(Stored data entries)
--- start ---

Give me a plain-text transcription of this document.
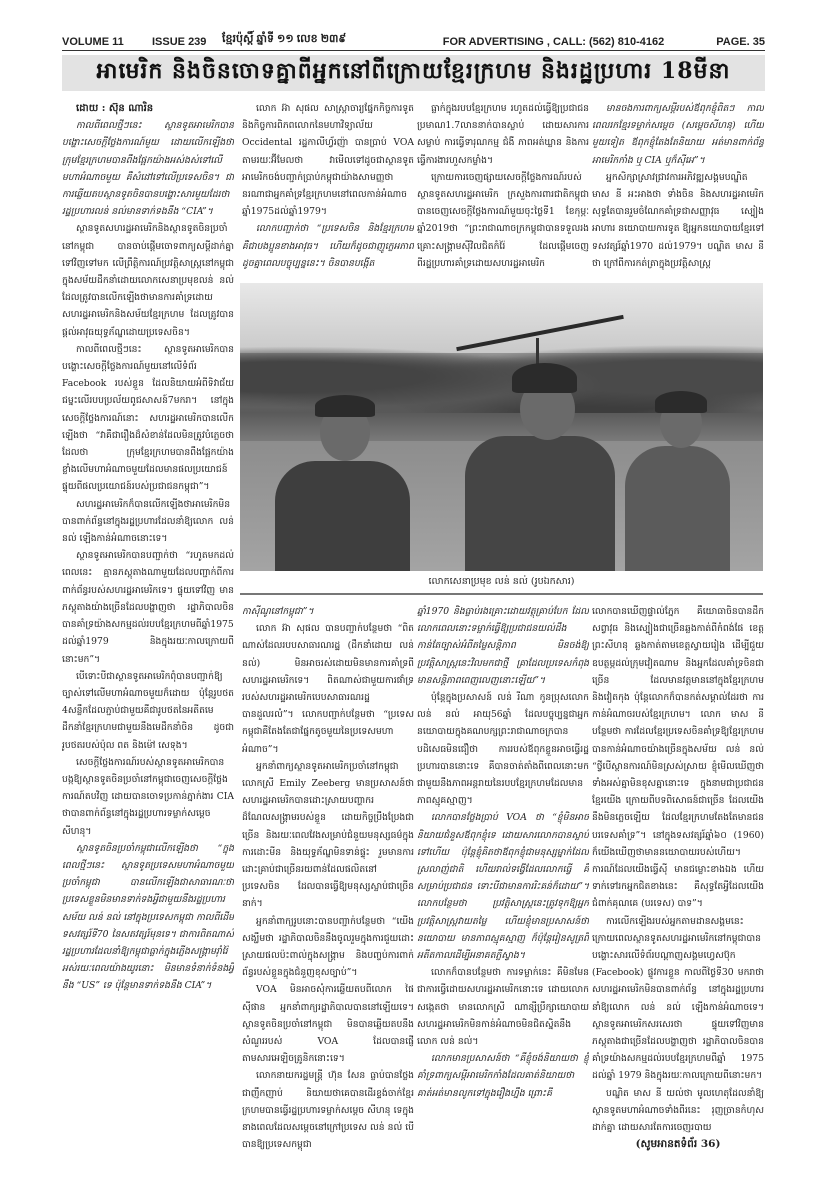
VOLUME 11	ISSUE 239	ខ្មែរប៉ុស្តិ៍ ឆ្នាំទី ១១ លេខ ២៣៩	FOR ADVERTISING , CALL: (562) 810-4162	PAGE. 35
អាមេរិក និងចិនចោទគ្នាពីអ្នកនៅពីក្រោយខ្មែរក្រហម និងរដ្ឋប្រហារ 18មីនា

ដោយ : ស៊ុន ណារិន

កាលពីពេលថ្មីៗនេះ ស្ថានទូតអាមេរិកបានបង្ហោះសេចក្ដីថ្លែងការណ៍មួយ ដោយលើកឡើងថា ក្រុមខ្មែរក្រហមបានពឹងផ្អែកយ៉ាងអស់ងស់ទៅលើមហាអំណាចមួយ គឺសំដៅទៅលើប្រទេសចិន។ ជាការឆ្លើយតបស្ថានទូតចិនបានបង្ហោះសារមួយដែរថា រដ្ឋប្រហារលន់ នល់មានទាក់ទងនឹង “CIA”។

ស្ថានទូតសហរដ្ឋអាមេរិកនិងស្ថានទូតចិនប្រចាំនៅកម្ពុជា បានចាប់ផ្ដើមចោទពាក្យសម្ដីដាក់គ្នាទៅវិញទៅមក លើព្រឹត្តិការណ៍ប្រវត្តិសាស្ត្រនៅកម្ពុជា ក្នុងសម័យដឹកនាំដោយលោកសេនាប្រមុខលន់ នល់ ដែលត្រូវបានលើកឡើងថាមានការគាំទ្រដោយសហរដ្ឋអាមេរិកនិងសម័យខ្មែរក្រហម ដែលត្រូវបានផ្ដល់អាវុធយុទ្ធភ័ណ្ឌដោយប្រទេសចិន។

កាលពីពេលថ្មីៗនេះ ស្ថានទូតអាមេរិកបានបង្ហោះសេចក្ដីថ្លែងការណ៍មួយនៅលើទំព័រ Facebook របស់ខ្លួន ដែលនិយាយអំពីទិវាជ័យជម្នះលើរបបប្រល័យពូជសាសន៍7មករា។ នៅក្នុងសេចក្ដីថ្លែងការណ៍នោះ សហរដ្ឋអាមេរិកបានលើកឡើងថា “វាគឺជារឿងដ៏សំខាន់ដែលមិនត្រូវបំភ្លេចថាដែលថា ក្រុមខ្មែរក្រហមបានពឹងផ្អែកយ៉ាងខ្លាំងលើមហាអំណាចមួយដែលមានផលប្រយោជន៍ផ្ទុយពីផលប្រយោជន៍របស់ប្រជាជនកម្ពុជា”។

សហរដ្ឋអាមេរិកក៏បានលើកឡើងថាអាមេរិកមិនបានពាក់ព័ន្ធនៅក្នុងរដ្ឋប្រហារដែលនាំឱ្យលោក លន់ នល់ ឡើងកាន់អំណាចនោះទេ។

ស្ថានទូតអាមេរិកបានបញ្ជាក់ថា “រហូតមកដល់ពេលនេះ គ្មានភស្តុតាងណាមួយដែលបញ្ជាក់ពីការពាក់ព័ន្ធរបស់សហរដ្ឋអាមេរិកទេ។ ផ្ទុយទៅវិញ មានភស្តុតាងយ៉ាងច្រើនដែលបង្ហាញថា រដ្ឋាភិបាលចិនបានគាំទ្រយ៉ាងសកម្មដល់របបខ្មែរក្រហមពីឆ្នាំ1975 ដល់ឆ្នាំ1979 និងក្នុងរយៈកាលក្រោយពីនោះមក”។

បើទោះបីជាស្ថានទូតអាមេរិកពុំបានបញ្ជាក់ឱ្យច្បាស់ទៅលើមហាអំណាចមួយក៏ដោយ ប៉ុន្តែរូបថត 4សន្លឹកដែលភ្ជាប់ជាមួយគឺជារូបថតនៃអតីតមេដឹកនាំខ្មែរក្រហមជាមួយនឹងមេដឹកនាំចិន ដូចជារូបថតរបស់ប៉ុល ពត និងម៉ៅ សេទុង។

សេចក្ដីថ្លែងការណ៍របស់ស្ថានទូតអាមេរិកបានបង្កឱ្យស្ថានទូតចិនប្រចាំនៅកម្ពុជាចេញសេចក្ដីថ្លែងការណ៍តបវិញ ដោយបានចោទប្រកាន់ភ្នាក់ងារ CIA ថាបានពាក់ព័ន្ធនៅក្នុងរដ្ឋប្រហារទម្លាក់សម្ដេច សីហនុ។

ស្ថានទូតចិនប្រចាំកម្ពុជាលើកឡើងថា “ក្នុងពេលថ្មីៗនេះ ស្ថានទូតប្រទេសមហាអំណាចមួយប្រចាំកម្ពុជា បានលើកឡើងជាសាធារណៈថា ប្រទេសខ្លួនមិនមានទាក់ទងអ្វីជាមួយនឹងរដ្ឋប្រហារសម័យ លន់ នល់ នៅក្នុងប្រទេសកម្ពុជា កាលពីដើមទសវត្សរ៍ទី70 នៃសតវត្សរ៍មុនទេ។ ជាការពិតណាស់ រដ្ឋប្រហារដែលនាំឱ្យកម្ពុជាធ្លាក់ក្នុងភ្លើងសង្គ្រាមរ៉ាំរ៉ៃអស់រយៈពេលយ៉ាងយូរនោះ មិនមានទំនាក់ទំនងអ្វីនឹង “US” ទេ ប៉ុន្តែមានទាក់ទងនឹង CIA”។

លោក អ៊ា សុផល សាស្ត្រាចារ្យផ្នែកកិច្ចការទូត និងកិច្ចការពិភពលោកនៃមហាវិទ្យាល័យ Occidental រដ្ឋកាលីហ្វ័រញ៉ា បានប្រាប់ VOA តាមរយៈអ៊ីមែលថា វាមើលទៅដូចជាស្ថានទូតអាមេរិកចង់បញ្ជាក់ប្រាប់កម្ពុជាយ៉ាងសាមញ្ញថា នរណាជាអ្នកគាំទ្រខ្មែរក្រហមនៅពេលកាន់អំណាចឆ្នាំ1975ដល់ឆ្នាំ1979។

លោកបញ្ជាក់ថា “ប្រទេសចិន និងខ្មែរក្រហមគឺជាបងប្អូនខាងអាវុធ។ ហើយក៏ដូចជាញូក្លេអភាពដូចគ្នាពេលបច្ចុប្បន្ននេះ។ ចិនបានបង្កើត

ធ្លាក់ក្នុងរបបខ្មែរក្រហម រហូតដល់ធ្វើឱ្យប្រជាជនប្រមាណ1.7លាននាក់បានស្លាប់ ដោយសារការសម្លាប់ ការធ្វើទារុណកម្ម ជំងឺ ភាពអត់ឃ្លាន និងការធ្វើការងារហួសកម្លាំង។

ក្រោយការចេញផ្សាយសេចក្ដីថ្លែងការណ៍របស់ស្ថានទូតសហរដ្ឋអាមេរិក ក្រសួងការពារជាតិកម្ពុជាបានចេញសេចក្ដីថ្លែងការណ៍មួយចុះថ្ងៃទី1 ខែកុម្ភៈ ឆ្នាំ2019ថា “ព្រះរាជាណាចក្រកម្ពុជាបានទទួលរងគ្រោះសង្គ្រាមស៊ីវិលជិតកំរ៉ៃ ដែលផ្ដើមចេញពីរដ្ឋប្រហារគាំទ្រដោយសហរដ្ឋអាមេរិក

មានចងការពាក្យសម្ដីរបស់ឪពុកខ្ញុំពិតៗ កាលពេលរកខ្មែរទម្លាក់សម្ដេច (សម្ដេចសីហនុ) ហើយមួយទៀត ឪពុកខ្ញុំតែងតែនិយាយ អត់មានពាក់ព័ន្ធអាមេរិកកាំង ឬ CIA ឬក៏ស៊ីអេ”។

អ្នកសិក្សាស្រាវជ្រាវការអភិវឌ្ឍសង្គមបណ្ឌិត មាស នី អះអាងថា ទាំងចិន និងសហរដ្ឋអាមេរិកសុទ្ធតែបានរួមចំណែកគាំទ្រជាសញ្ញាវុធ ស្បៀងអាហារ នយោបាយការទូត ឱ្យអ្នកនយោបាយខ្មែរទៅទសវត្សរ៍ឆ្នាំ1970 ដល់1979។ បណ្ឌិត មាស នី ថា ក្រៅពីការកត់ត្រាក្នុងប្រវត្តិសាស្ត្រ

លោកសេនាប្រមុខ លន់ នល់ (រូបឯកសារ)

កាស៊ីណូនៅកម្ពុជា”។

លោក អ៊ា សុផល បានបញ្ជាក់បន្ថែមថា “ពិតណាស់ដែលរបបសាធារណរដ្ឋ (ដឹកនាំដោយ លន់ នល់) មិនអាចរស់ដោយមិនមានការគាំទ្រពីសហរដ្ឋអាមេរិកទេ។ ពិតណាស់ជាមួយការផាំទ្ររបស់សហរដ្ឋអាមេរិកបេបសាធារណរដ្ឋបានដួលរលំ”។ លោកបញ្ជាក់បន្ថែមថា “ប្រទេសកម្ពុជាគឺតែងតែជាផ្នែកតូចមួយនៃប្រទេសមហាអំណាច”។

អ្នកនាំពាក្យស្ថានទូតអាមេរិកប្រចាំនៅកម្ពុជា លោកស្រី Emily Zeeberg មានប្រសាសន៍ថា សហរដ្ឋអាមេរិកបានដោះស្រាយបញ្ហាករដ៏ណែលសង្គ្រាមរបស់ខ្លួន ដោយកិច្ចប្រឹងប្រែងជាច្រើន និងរយៈពេលវែងសម្រាប់ជំនួយមនុស្សធម៌ក្នុងការដោះមីន និងយុទ្ធភ័ណ្ឌមិនទាន់ផ្ទុះ រួមមានការដោះគ្រាប់ជាច្រើនរយពាន់ដែលផលិតនៅប្រទេសចិន ដែលបានធ្វើឱ្យមនុស្សស្លាប់ជាច្រើននាក់។

អ្នកនាំពាក្យរូបនោះបានបញ្ជាក់បន្ថែមថា “យើងសង្ឃឹមថា រដ្ឋាភិបាលចិននឹងចូលរួមក្នុងការជួយដោះស្រាយផលប៉ះពាល់ក្នុងសង្គ្រាម និងបញ្ចប់ការពាក់ព័ន្ធរបស់ខ្លួនក្នុងជំនួញខុសច្បាប់”។

VOA មិនអាចសុំការឆ្លើយតបពីលោក ផៃ ស៊ីផាន អ្នកនាំពាក្យរដ្ឋាភិបាលបាននៅឡើយទេ។ ស្ថានទូតចិនប្រចាំនៅកម្ពុជា មិនបានឆ្លើយតបនឹងសំណួររបស់ VOA ដែលបានផ្ញើតាមសារអេឡិចត្រូនិកនោះទេ។

លោកនាយករដ្ឋមន្ត្រី ហ៊ុន សែន ធ្លាប់បានថ្លែងជាញឹកញាប់ និយាយថាគេបានដើរខ្ទង់ចាក់ខ្មែរក្រហមបានធ្វើរដ្ឋប្រហារទម្លាក់សម្ដេច សីហនុ ទេក្នុងនាងពេលដែលសម្ដេចនៅក្រៅប្រទេស លន់ នល់ បើបានឱ្យប្រទេសកម្ពុជា

ឆ្នាំ1970 និងធ្លាប់រងគ្រោះដោយវត្ថុគ្រាប់បែក ដែលលោកពេលនោះទម្លាក់ធ្វើឱ្យប្រជាជនយល់ដឹងកាន់តែច្បាស់អំពីតម្លៃសន្តិភាព មិនចង់ឱ្យប្រវត្តិសាស្ត្រនេះវិលមកជាថ្មី គ្រាដែលប្រទេសកំពុងមានសន្តិភាពពេញលេញនោះឡើយ”។

ប៉ុន្តែក្នុងប្រសាសន៍ លន់ រីណា កូនប្រុសលោក លន់ នល់ អាយុ56ឆ្នាំ ដែលបច្ចុប្បន្នជាអ្នកនយោបាយក្នុងគណបក្សព្រះរាជាណាចក្របានបដិសេធមិនជឿថា ការរបស់ឪពុកខ្លួនអាចធ្វើរដ្ឋប្រហារបាននោះទេ គឺបានចាត់តាំងពីពេលនោះមក ជាមួយនឹងភាពអន្តរាយនៃរបបខ្មែរក្រហមដែលមានភាពស្មុគស្មាញ។

លោកបានថ្លែងប្រាប់ VOA ថា “ខ្ញុំមិនអាចនិយាយជំនួសឪពុកខ្ញុំទេ ដោយសារលោកបានស្លាប់ទៅហើយ ប៉ុន្តែខ្ញុំគិតថាឪពុកខ្ញុំជាមនុស្សម្នាក់ដែលស្រលាញ់ជាតិ ហើយរាល់ទង្វើដែលលោកធ្វើ គឺសម្រាប់ប្រជាជន ទោះបីជាមានការរិះគន់ក៏ដោយ”។ លោកបន្ថែមថា ប្រវត្តិសាស្ត្រនេះត្រូវទុកឱ្យអ្នកប្រវត្តិសាស្ត្រវាយតម្លៃ ហើយខ្ញុំមានប្រសាសន៍ថានយោបាយ មានភាពស្មុគស្មាញ ក៏ប៉ុន្តែរៀនសូត្រពីអតីតកាលដើម្បីអនាគតភ្លឺស្វាង។

លោកក៏បានបន្ថែមថា ការទម្លាក់នេះ គឺមិនមែនជាការធ្វើដោយសហរដ្ឋអាមេរិកនោះទេ ដោយលោកសង្កេតថា មានលោកស្រី ណាន្សីប្រឹក្សាយោបាយសហរដ្ឋអាមេរិកមិនកាន់អំណាចមិនជិតស្និតនឹងលោក លន់ នល់។

លោកមានប្រសាសន៍ថា “គឺខ្ញុំចង់និយាយថា ខ្ញុំគាំទ្រពាក្យសម្ដីអាមេរិកកាំងដែលគាត់និយាយថា គាត់អត់មានលូកទៅក្នុងរឿងហ្នឹង ព្រោះគី

លោកបានឃើញផ្ទាល់ភ្នែក គឺយោធាចិនបានដឹកសព្វាវុធ និងស្បៀងជាច្រើនឆ្លងកាត់ពីកំពង់ផែ ខេត្តព្រះសីហនុ ឆ្លងកាត់តាមខេត្តស្វាយរៀង ដើម្បីជួយឧបត្ថម្ភដល់ក្រុមវៀតណាម និងអ្នកដែលគាំទ្រចិនជាច្រើន ដែលមានវត្តមាននៅក្នុងខ្មែរក្រហម និងវៀតកុង ប៉ុន្តែលោកក៏បានកត់សម្គាល់ដែរថា ការកាន់អំណាចរបស់ខ្មែរក្រហម។ លោក មាស នី បន្ថែមថា ការដែលខ្មែរប្រទេសចិនគាំទ្រឱ្យខ្មែរក្រហមបានកាន់អំណាចយ៉ាងច្រើនក្នុងសម័យ លន់ នល់ “ថ្វីបើស្ថានការណ៍មិនស្រស់ស្រាយ ខ្ញុំមើលឃើញថា ទាំងអស់គ្នាមិនខុសគ្នានោះទេ ក្នុងនាមជាប្រជាជនខ្មែរយើង ក្រោយពីបទពិសោធន៍ជាច្រើន ដែលយើងនឹងមិនភ្លេចឡើយ ដែលខ្មែរក្រហមតែងតែមានជនបរទេសគាំទ្រ”។ នៅក្នុងទសវត្សរ៍ឆ្នាំ៦០ (1960) ក៏យើងឃើញថាមាននយោបាយរបស់ហើយ។ ការណ៍ដែលយើងធ្វើស៊ី មានជម្លោះខាងឯង ហើយទាក់ទៅរកអ្នកជិតខាងនេះ គឺសុទ្ធតែអ្វីដែលយើងជំពាក់គុណគេ (បរទេស) បាទ”។

ការលើកឡើងរបស់អ្នកតាមដានសង្គមនេះ ក្រោយពេលស្ថានទូតសហរដ្ឋអាមេរិកនៅកម្ពុជាបានបង្ហោះសារលើទំព័របណ្ដាញសង្គមហ្វេសប៊ុក (Facebook) ផ្លូវការខ្លួន កាលពីថ្ងៃទី30 មករាថា សហរដ្ឋអាមេរិកមិនបានពាក់ព័ន្ធ នៅក្នុងរដ្ឋប្រហារនាំឱ្យលោក លន់ នល់ ឡើងកាន់អំណាចទេ។ ស្ថានទូតអាមេរិកសរសេរថា ផ្ទុយទៅវិញមានភស្តុតាងជាច្រើនដែលបង្ហាញថា រដ្ឋាភិបាលចិនបានគាំទ្រយ៉ាងសកម្មដល់របបខ្មែរក្រហមពីឆ្នាំ 1975 ដល់ឆ្នាំ 1979 និងក្នុងរយៈកាលក្រោយពីនោះមក។

បណ្ឌិត មាស នី យល់ថា មូលហេតុដែលនាំឱ្យស្ថានទូតមហាអំណាចទាំងពីរនេះ រុញច្រានកំហុសដាក់គ្នា ដោយសារតែការចេញរបាយ

(សូមអានតទំព័រ 36)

--- end ---

### What you are asked to do
Find and copy every line in the entries above where the string "ររបស" occurs.

### Answer in full
លោក អ៊ា សុផល បានបញ្ជាក់បន្ថែមថា “ពិតណាស់ដែលរបបសាធារណរដ្ឋ (ដឹកនាំដោយ លន់ នល់) មិនអាចរស់ដោយមិនមានការគាំទ្រពីសហរដ្ឋអាមេរិកទេ។ ពិតណាស់ជាមួយការផាំទ្ររបស់សហរដ្ឋអាមេរិកបេបសាធារណរដ្ឋបានដួលរលំ”។ លោកបញ្ជាក់បន្ថែមថា “ប្រទេសកម្ពុជាគឺតែងតែជាផ្នែកតូចមួយនៃប្រទេសមហាអំណាច”។
VOA មិនអាចសុំការឆ្លើយតបពីលោក ផៃ ស៊ីផាន អ្នកនាំពាក្យរដ្ឋាភិបាលបាននៅឡើយទេ។ ស្ថានទូតចិនប្រចាំនៅកម្ពុជា មិនបានឆ្លើយតបនឹងសំណួររបស់ VOA ដែលបានផ្ញើតាមសារអេឡិចត្រូនិកនោះទេ។
ប៉ុន្តែក្នុងប្រសាសន៍ លន់ រីណា កូនប្រុសលោក លន់ នល់ អាយុ56ឆ្នាំ ដែលបច្ចុប្បន្នជាអ្នកនយោបាយក្នុងគណបក្សព្រះរាជាណាចក្របានបដិសេធមិនជឿថា ការរបស់ឪពុកខ្លួនអាចធ្វើរដ្ឋប្រហារបាននោះទេ គឺបានចាត់តាំងពីពេលនោះមក ជាមួយនឹងភាពអន្តរាយនៃរបបខ្មែរក្រហមដែលមានភាពស្មុគស្មាញ។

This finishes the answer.